Data items:
-----
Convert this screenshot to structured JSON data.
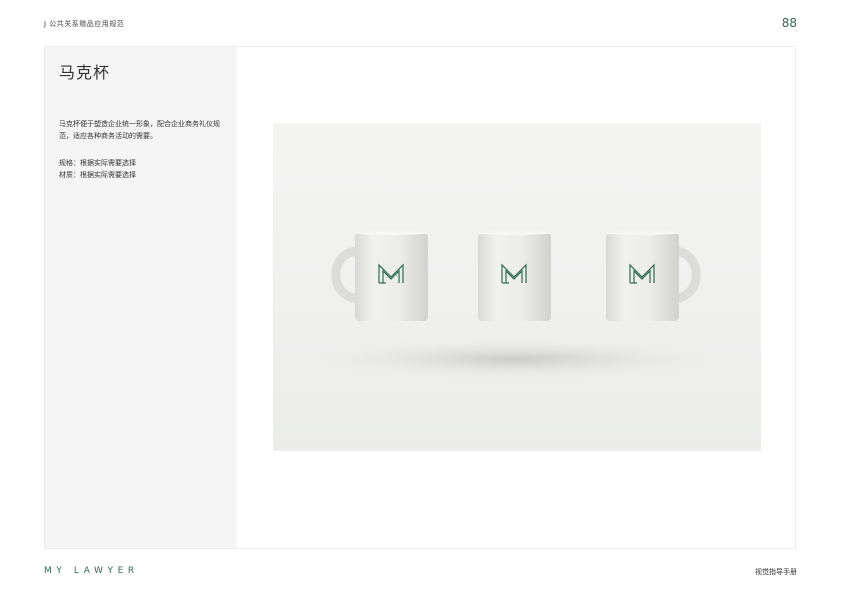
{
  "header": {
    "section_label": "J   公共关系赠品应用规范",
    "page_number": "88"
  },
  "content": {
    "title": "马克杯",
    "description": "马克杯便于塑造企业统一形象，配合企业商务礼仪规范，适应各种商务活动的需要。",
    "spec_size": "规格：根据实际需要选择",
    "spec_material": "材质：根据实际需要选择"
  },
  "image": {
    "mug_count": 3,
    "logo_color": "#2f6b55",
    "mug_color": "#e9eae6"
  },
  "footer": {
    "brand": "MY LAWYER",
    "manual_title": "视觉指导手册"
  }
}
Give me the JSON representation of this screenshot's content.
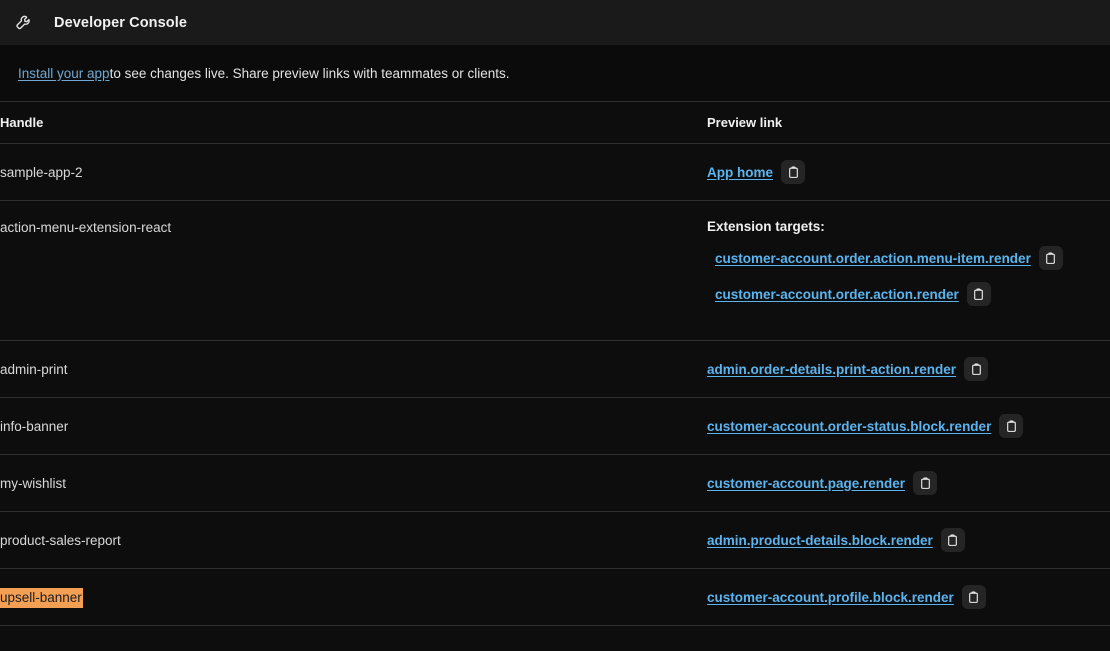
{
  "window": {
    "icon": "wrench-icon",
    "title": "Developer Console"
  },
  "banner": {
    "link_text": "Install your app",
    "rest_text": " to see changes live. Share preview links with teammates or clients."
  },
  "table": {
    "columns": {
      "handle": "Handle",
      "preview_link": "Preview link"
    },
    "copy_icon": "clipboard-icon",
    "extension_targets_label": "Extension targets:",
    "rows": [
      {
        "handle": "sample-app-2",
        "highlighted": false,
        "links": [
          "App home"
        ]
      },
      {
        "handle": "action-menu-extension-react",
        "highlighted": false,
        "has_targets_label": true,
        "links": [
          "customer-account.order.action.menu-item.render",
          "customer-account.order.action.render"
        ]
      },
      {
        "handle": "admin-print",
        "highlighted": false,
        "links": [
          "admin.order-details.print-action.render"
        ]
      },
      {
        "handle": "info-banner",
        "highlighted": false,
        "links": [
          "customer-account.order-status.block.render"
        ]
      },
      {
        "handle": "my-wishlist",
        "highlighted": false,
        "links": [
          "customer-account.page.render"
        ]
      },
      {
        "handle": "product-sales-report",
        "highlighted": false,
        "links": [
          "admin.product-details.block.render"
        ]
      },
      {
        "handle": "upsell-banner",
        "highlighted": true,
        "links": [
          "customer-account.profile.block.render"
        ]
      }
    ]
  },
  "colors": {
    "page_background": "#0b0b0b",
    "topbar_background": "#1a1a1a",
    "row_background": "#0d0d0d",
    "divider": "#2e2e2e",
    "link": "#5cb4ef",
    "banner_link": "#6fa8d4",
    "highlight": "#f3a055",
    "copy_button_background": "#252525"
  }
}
-----
## SHORT TASK
Omit the pictures. Transcribe every record exactly.

## TASK OUTPUT
Convert this screenshot to structured JSON data.
{
  "header": {
    "section_label": "J   公共关系赠品应用规范",
    "page_number": "88"
  },
  "content": {
    "title": "马克杯",
    "description": "马克杯便于塑造企业统一形象，配合企业商务礼仪规范，适应各种商务活动的需要。",
    "spec_size": "规格：根据实际需要选择",
    "spec_material": "材质：根据实际需要选择"
  },
  "image": {
    "mug_count": 3,
    "logo_color": "#2f6b55",
    "mug_color": "#e9eae6"
  },
  "footer": {
    "brand": "MY LAWYER",
    "manual_title": "视觉指导手册"
  }
}
Give me the JSON representation of this screenshot's content.
{
  "window": {
    "icon": "wrench-icon",
    "title": "Developer Console"
  },
  "banner": {
    "link_text": "Install your app",
    "rest_text": " to see changes live. Share preview links with teammates or clients."
  },
  "table": {
    "columns": {
      "handle": "Handle",
      "preview_link": "Preview link"
    },
    "copy_icon": "clipboard-icon",
    "extension_targets_label": "Extension targets:",
    "rows": [
      {
        "handle": "sample-app-2",
        "highlighted": false,
        "links": [
          "App home"
        ]
      },
      {
        "handle": "action-menu-extension-react",
        "highlighted": false,
        "has_targets_label": true,
        "links": [
          "customer-account.order.action.menu-item.render",
          "customer-account.order.action.render"
        ]
      },
      {
        "handle": "admin-print",
        "highlighted": false,
        "links": [
          "admin.order-details.print-action.render"
        ]
      },
      {
        "handle": "info-banner",
        "highlighted": false,
        "links": [
          "customer-account.order-status.block.render"
        ]
      },
      {
        "handle": "my-wishlist",
        "highlighted": false,
        "links": [
          "customer-account.page.render"
        ]
      },
      {
        "handle": "product-sales-report",
        "highlighted": false,
        "links": [
          "admin.product-details.block.render"
        ]
      },
      {
        "handle": "upsell-banner",
        "highlighted": true,
        "links": [
          "customer-account.profile.block.render"
        ]
      }
    ]
  },
  "colors": {
    "page_background": "#0b0b0b",
    "topbar_background": "#1a1a1a",
    "row_background": "#0d0d0d",
    "divider": "#2e2e2e",
    "link": "#5cb4ef",
    "banner_link": "#6fa8d4",
    "highlight": "#f3a055",
    "copy_button_background": "#252525"
  }
}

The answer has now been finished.